### Task description:
Give the data below again exactly as written, without its pictures.

──────────

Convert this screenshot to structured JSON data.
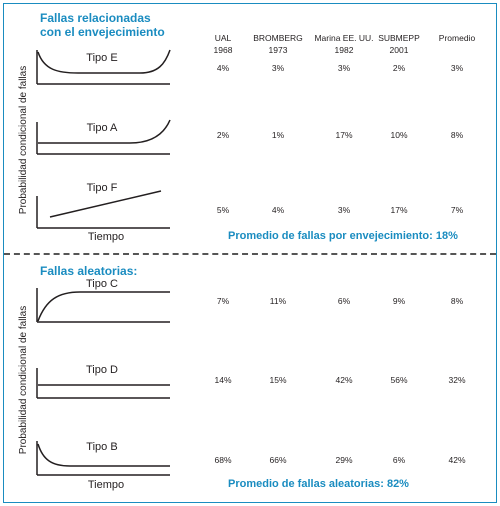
{
  "colors": {
    "accent": "#1a8cc0",
    "text": "#231f20",
    "divider": "#555555"
  },
  "top_section": {
    "title_line1": "Fallas relacionadas",
    "title_line2": "con el envejecimiento",
    "y_axis_label": "Probabilidad condicional de fallas",
    "x_axis_label": "Tiempo",
    "summary": "Promedio de fallas por envejecimiento: 18%"
  },
  "bottom_section": {
    "title": "Fallas aleatorias:",
    "y_axis_label": "Probabilidad condicional de fallas",
    "x_axis_label": "Tiempo",
    "summary": "Promedio de fallas aleatorias: 82%"
  },
  "columns": [
    {
      "line1": "UAL",
      "line2": "1968"
    },
    {
      "line1": "BROMBERG",
      "line2": "1973"
    },
    {
      "line1": "Marina EE. UU.",
      "line2": "1982"
    },
    {
      "line1": "SUBMEPP",
      "line2": "2001"
    },
    {
      "line1": "Promedio",
      "line2": ""
    }
  ],
  "rows": [
    {
      "name": "Tipo E",
      "shape": "bathtub",
      "values": [
        "4%",
        "3%",
        "3%",
        "2%",
        "3%"
      ]
    },
    {
      "name": "Tipo A",
      "shape": "wearout",
      "values": [
        "2%",
        "1%",
        "17%",
        "10%",
        "8%"
      ]
    },
    {
      "name": "Tipo F",
      "shape": "increasing",
      "values": [
        "5%",
        "4%",
        "3%",
        "17%",
        "7%"
      ]
    },
    {
      "name": "Tipo C",
      "shape": "rising-then-flat",
      "values": [
        "7%",
        "11%",
        "6%",
        "9%",
        "8%"
      ]
    },
    {
      "name": "Tipo D",
      "shape": "constant",
      "values": [
        "14%",
        "15%",
        "42%",
        "56%",
        "32%"
      ]
    },
    {
      "name": "Tipo B",
      "shape": "infant-mortality",
      "values": [
        "68%",
        "66%",
        "29%",
        "6%",
        "42%"
      ]
    }
  ]
}
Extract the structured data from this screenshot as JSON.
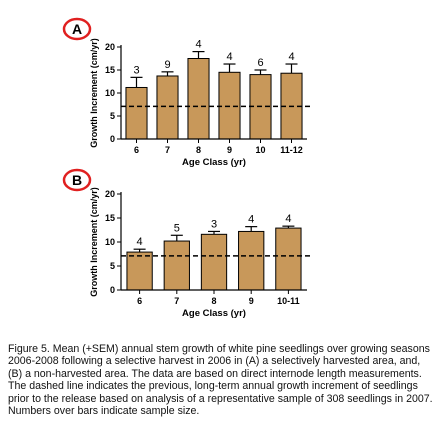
{
  "chart_data": [
    {
      "type": "bar",
      "panel_label": "A",
      "categories": [
        "6",
        "7",
        "8",
        "9",
        "10",
        "11-12"
      ],
      "values": [
        11.2,
        13.7,
        17.5,
        14.5,
        14.0,
        14.3
      ],
      "errors": [
        2.2,
        0.9,
        1.5,
        1.8,
        1.0,
        2.0
      ],
      "sample_sizes": [
        "3",
        "9",
        "4",
        "4",
        "6",
        "4"
      ],
      "reference_line": 7.1,
      "ylim": [
        0,
        20
      ],
      "yticks": [
        "0",
        "5",
        "10",
        "15",
        "20"
      ],
      "xlabel": "Age Class (yr)",
      "ylabel": "Growth Increment (cm/yr)"
    },
    {
      "type": "bar",
      "panel_label": "B",
      "categories": [
        "6",
        "7",
        "8",
        "9",
        "10-11"
      ],
      "values": [
        7.9,
        10.2,
        11.6,
        12.2,
        12.9
      ],
      "errors": [
        0.6,
        1.2,
        0.6,
        1.0,
        0.4
      ],
      "sample_sizes": [
        "4",
        "5",
        "3",
        "4",
        "4"
      ],
      "reference_line": 7.1,
      "ylim": [
        0,
        20
      ],
      "yticks": [
        "0",
        "5",
        "10",
        "15",
        "20"
      ],
      "xlabel": "Age Class (yr)",
      "ylabel": "Growth Increment (cm/yr)"
    }
  ],
  "colors": {
    "bar_fill": "#C8985A",
    "bar_stroke": "#000000",
    "panel_circle": "#E02020"
  },
  "caption": "Figure 5. Mean (+SEM) annual stem growth of white pine seedlings over growing seasons 2006-2008 following a selective harvest in 2006 in (A) a selectively harvested area, and, (B) a non-harvested area. The data are based on direct internode length measurements. The dashed line indicates the previous, long-term annual growth increment of seedlings prior to the release based on analysis of a representative sample of 308 seedlings in 2007. Numbers over bars indicate sample size."
}
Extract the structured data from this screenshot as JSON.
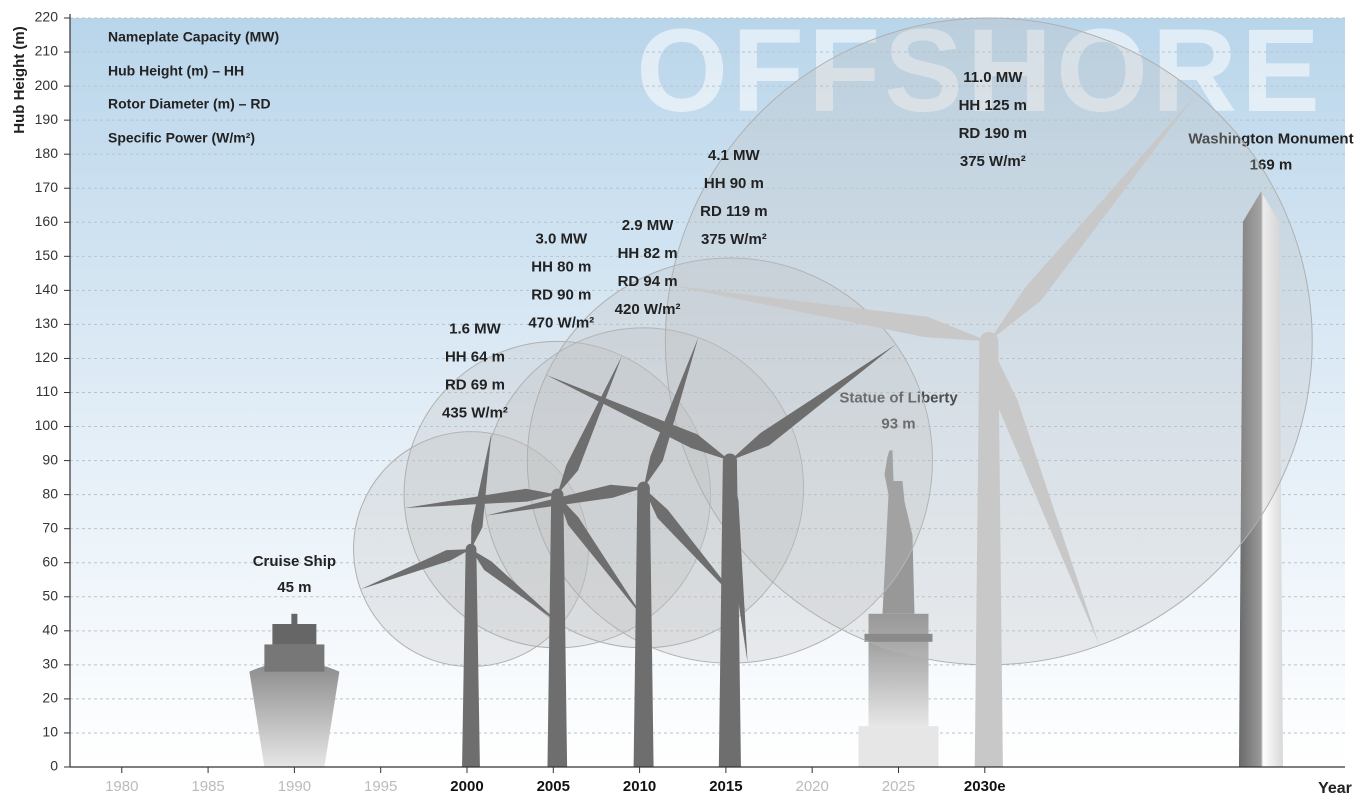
{
  "chart_data": {
    "type": "turbine-growth",
    "y_label": "Hub Height (m)",
    "x_label": "Year",
    "watermark": "OFFSHORE",
    "legend": [
      "Nameplate Capacity (MW)",
      "Hub Height (m) – HH",
      "Rotor Diameter (m) – RD",
      "Specific Power (W/m²)"
    ],
    "xlim": [
      1977,
      2050
    ],
    "xticks": [
      1980,
      1985,
      1990,
      1995,
      2000,
      2005,
      2010,
      2015,
      2020,
      2025,
      {
        "value": 2030,
        "label": "2030e"
      }
    ],
    "emphasized_xticks": [
      2000,
      2005,
      2010,
      2015,
      2030
    ],
    "ylim": [
      0,
      220
    ],
    "yticks": [
      0,
      10,
      20,
      30,
      40,
      50,
      60,
      70,
      80,
      90,
      100,
      110,
      120,
      130,
      140,
      150,
      160,
      170,
      180,
      190,
      200,
      210,
      220
    ],
    "grid": true,
    "turbines": [
      {
        "x": 2000,
        "capacity_label": "1.6 MW",
        "hub_height": 64,
        "hub_height_label": "HH 64 m",
        "rotor_diameter": 69,
        "rotor_diameter_label": "RD 69 m",
        "specific_power_label": "435 W/m²",
        "color": "#6e6e6e"
      },
      {
        "x": 2005,
        "capacity_label": "3.0 MW",
        "hub_height": 80,
        "hub_height_label": "HH 80 m",
        "rotor_diameter": 90,
        "rotor_diameter_label": "RD 90 m",
        "specific_power_label": "470 W/m²",
        "color": "#6e6e6e"
      },
      {
        "x": 2010,
        "capacity_label": "2.9 MW",
        "hub_height": 82,
        "hub_height_label": "HH 82 m",
        "rotor_diameter": 94,
        "rotor_diameter_label": "RD 94 m",
        "specific_power_label": "420 W/m²",
        "color": "#6e6e6e"
      },
      {
        "x": 2015,
        "capacity_label": "4.1 MW",
        "hub_height": 90,
        "hub_height_label": "HH 90 m",
        "rotor_diameter": 119,
        "rotor_diameter_label": "RD 119 m",
        "specific_power_label": "375 W/m²",
        "color": "#6e6e6e"
      },
      {
        "x": 2030,
        "capacity_label": "11.0 MW",
        "hub_height": 125,
        "hub_height_label": "HH 125 m",
        "rotor_diameter": 190,
        "rotor_diameter_label": "RD 190 m",
        "specific_power_label": "375 W/m²",
        "color": "#c8c8c8"
      }
    ],
    "landmarks": [
      {
        "name": "Cruise Ship",
        "x": 1990,
        "height": 45,
        "height_label": "45 m"
      },
      {
        "name": "Statue of Liberty",
        "x": 2025,
        "height": 93,
        "height_label": "93 m"
      },
      {
        "name": "Washington Monument",
        "x": 2046,
        "height": 169,
        "height_label": "169 m"
      }
    ]
  }
}
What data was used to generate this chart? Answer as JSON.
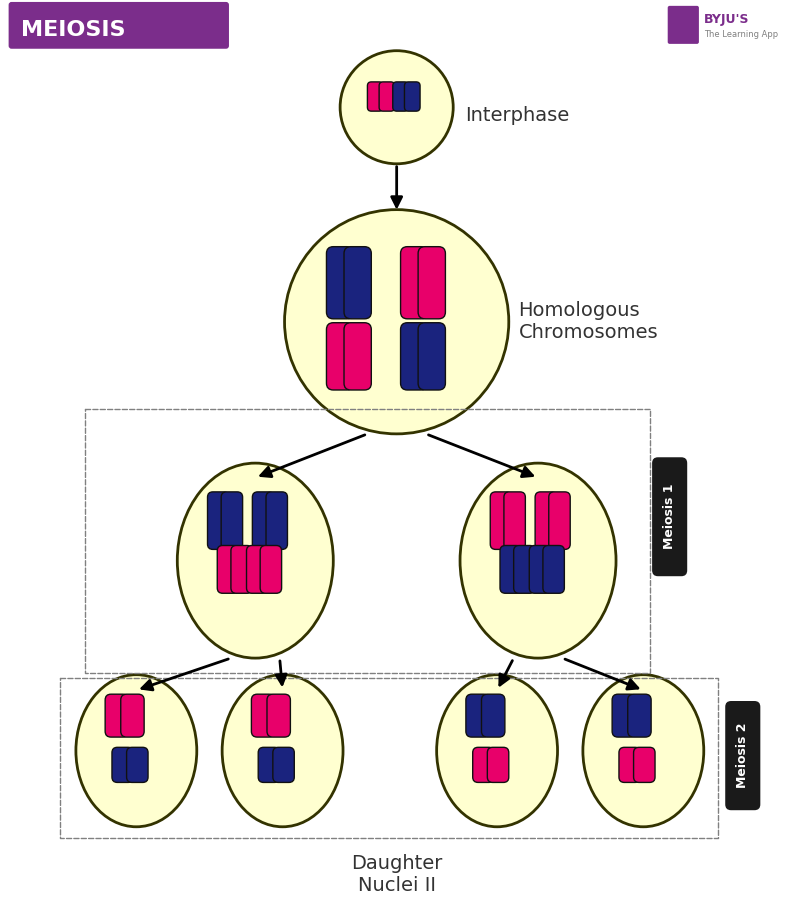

──────────

### Solved exercise:
Convert this screenshot to structured JSON data.
{
  "colors": {
    "accent": "#1a8cc0",
    "text": "#231f20",
    "divider": "#555555"
  },
  "top_section": {
    "title_line1": "Fallas relacionadas",
    "title_line2": "con el envejecimiento",
    "y_axis_label": "Probabilidad condicional de fallas",
    "x_axis_label": "Tiempo",
    "summary": "Promedio de fallas por envejecimiento: 18%"
  },
  "bottom_section": {
    "title": "Fallas aleatorias:",
    "y_axis_label": "Probabilidad condicional de fallas",
    "x_axis_label": "Tiempo",
    "summary": "Promedio de fallas aleatorias: 82%"
  },
  "columns": [
    {
      "line1": "UAL",
      "line2": "1968"
    },
    {
      "line1": "BROMBERG",
      "line2": "1973"
    },
    {
      "line1": "Marina EE. UU.",
      "line2": "1982"
    },
    {
      "line1": "SUBMEPP",
      "line2": "2001"
    },
    {
      "line1": "Promedio",
      "line2": ""
    }
  ],
  "rows": [
    {
      "name": "Tipo E",
      "shape": "bathtub",
      "values": [
        "4%",
        "3%",
        "3%",
        "2%",
        "3%"
      ]
    },
    {
      "name": "Tipo A",
      "shape": "wearout",
      "values": [
        "2%",
        "1%",
        "17%",
        "10%",
        "8%"
      ]
    },
    {
      "name": "Tipo F",
      "shape": "increasing",
      "values": [
        "5%",
        "4%",
        "3%",
        "17%",
        "7%"
      ]
    },
    {
      "name": "Tipo C",
      "shape": "rising-then-flat",
      "values": [
        "7%",
        "11%",
        "6%",
        "9%",
        "8%"
      ]
    },
    {
      "name": "Tipo D",
      "shape": "constant",
      "values": [
        "14%",
        "15%",
        "42%",
        "56%",
        "32%"
      ]
    },
    {
      "name": "Tipo B",
      "shape": "infant-mortality",
      "values": [
        "68%",
        "66%",
        "29%",
        "6%",
        "42%"
      ]
    }
  ]
}
Extract the structured data from this screenshot as JSON.
{
  "chart_data": [
    {
      "type": "bar",
      "panel_label": "A",
      "categories": [
        "6",
        "7",
        "8",
        "9",
        "10",
        "11-12"
      ],
      "values": [
        11.2,
        13.7,
        17.5,
        14.5,
        14.0,
        14.3
      ],
      "errors": [
        2.2,
        0.9,
        1.5,
        1.8,
        1.0,
        2.0
      ],
      "sample_sizes": [
        "3",
        "9",
        "4",
        "4",
        "6",
        "4"
      ],
      "reference_line": 7.1,
      "ylim": [
        0,
        20
      ],
      "yticks": [
        "0",
        "5",
        "10",
        "15",
        "20"
      ],
      "xlabel": "Age Class (yr)",
      "ylabel": "Growth Increment (cm/yr)"
    },
    {
      "type": "bar",
      "panel_label": "B",
      "categories": [
        "6",
        "7",
        "8",
        "9",
        "10-11"
      ],
      "values": [
        7.9,
        10.2,
        11.6,
        12.2,
        12.9
      ],
      "errors": [
        0.6,
        1.2,
        0.6,
        1.0,
        0.4
      ],
      "sample_sizes": [
        "4",
        "5",
        "3",
        "4",
        "4"
      ],
      "reference_line": 7.1,
      "ylim": [
        0,
        20
      ],
      "yticks": [
        "0",
        "5",
        "10",
        "15",
        "20"
      ],
      "xlabel": "Age Class (yr)",
      "ylabel": "Growth Increment (cm/yr)"
    }
  ],
  "colors": {
    "bar_fill": "#C8985A",
    "bar_stroke": "#000000",
    "panel_circle": "#E02020"
  },
  "caption": "Figure 5. Mean (+SEM) annual stem growth of white pine seedlings over growing seasons 2006-2008 following a selective harvest in 2006 in (A) a selectively harvested area, and, (B) a non-harvested area. The data are based on direct internode length measurements. The dashed line indicates the previous, long-term annual growth increment of seedlings prior to the release based on analysis of a representative sample of 308 seedlings in 2007. Numbers over bars indicate sample size."
}
Extract the structured data from this screenshot as JSON.
{
  "chart_data": {
    "type": "turbine-growth",
    "y_label": "Hub Height (m)",
    "x_label": "Year",
    "watermark": "OFFSHORE",
    "legend": [
      "Nameplate Capacity (MW)",
      "Hub Height (m) – HH",
      "Rotor Diameter (m) – RD",
      "Specific Power (W/m²)"
    ],
    "xlim": [
      1977,
      2050
    ],
    "xticks": [
      1980,
      1985,
      1990,
      1995,
      2000,
      2005,
      2010,
      2015,
      2020,
      2025,
      {
        "value": 2030,
        "label": "2030e"
      }
    ],
    "emphasized_xticks": [
      2000,
      2005,
      2010,
      2015,
      2030
    ],
    "ylim": [
      0,
      220
    ],
    "yticks": [
      0,
      10,
      20,
      30,
      40,
      50,
      60,
      70,
      80,
      90,
      100,
      110,
      120,
      130,
      140,
      150,
      160,
      170,
      180,
      190,
      200,
      210,
      220
    ],
    "grid": true,
    "turbines": [
      {
        "x": 2000,
        "capacity_label": "1.6 MW",
        "hub_height": 64,
        "hub_height_label": "HH 64 m",
        "rotor_diameter": 69,
        "rotor_diameter_label": "RD 69 m",
        "specific_power_label": "435 W/m²",
        "color": "#6e6e6e"
      },
      {
        "x": 2005,
        "capacity_label": "3.0 MW",
        "hub_height": 80,
        "hub_height_label": "HH 80 m",
        "rotor_diameter": 90,
        "rotor_diameter_label": "RD 90 m",
        "specific_power_label": "470 W/m²",
        "color": "#6e6e6e"
      },
      {
        "x": 2010,
        "capacity_label": "2.9 MW",
        "hub_height": 82,
        "hub_height_label": "HH 82 m",
        "rotor_diameter": 94,
        "rotor_diameter_label": "RD 94 m",
        "specific_power_label": "420 W/m²",
        "color": "#6e6e6e"
      },
      {
        "x": 2015,
        "capacity_label": "4.1 MW",
        "hub_height": 90,
        "hub_height_label": "HH 90 m",
        "rotor_diameter": 119,
        "rotor_diameter_label": "RD 119 m",
        "specific_power_label": "375 W/m²",
        "color": "#6e6e6e"
      },
      {
        "x": 2030,
        "capacity_label": "11.0 MW",
        "hub_height": 125,
        "hub_height_label": "HH 125 m",
        "rotor_diameter": 190,
        "rotor_diameter_label": "RD 190 m",
        "specific_power_label": "375 W/m²",
        "color": "#c8c8c8"
      }
    ],
    "landmarks": [
      {
        "name": "Cruise Ship",
        "x": 1990,
        "height": 45,
        "height_label": "45 m"
      },
      {
        "name": "Statue of Liberty",
        "x": 2025,
        "height": 93,
        "height_label": "93 m"
      },
      {
        "name": "Washington Monument",
        "x": 2046,
        "height": 169,
        "height_label": "169 m"
      }
    ]
  }
}
What data was used to generate this chart? Answer as JSON.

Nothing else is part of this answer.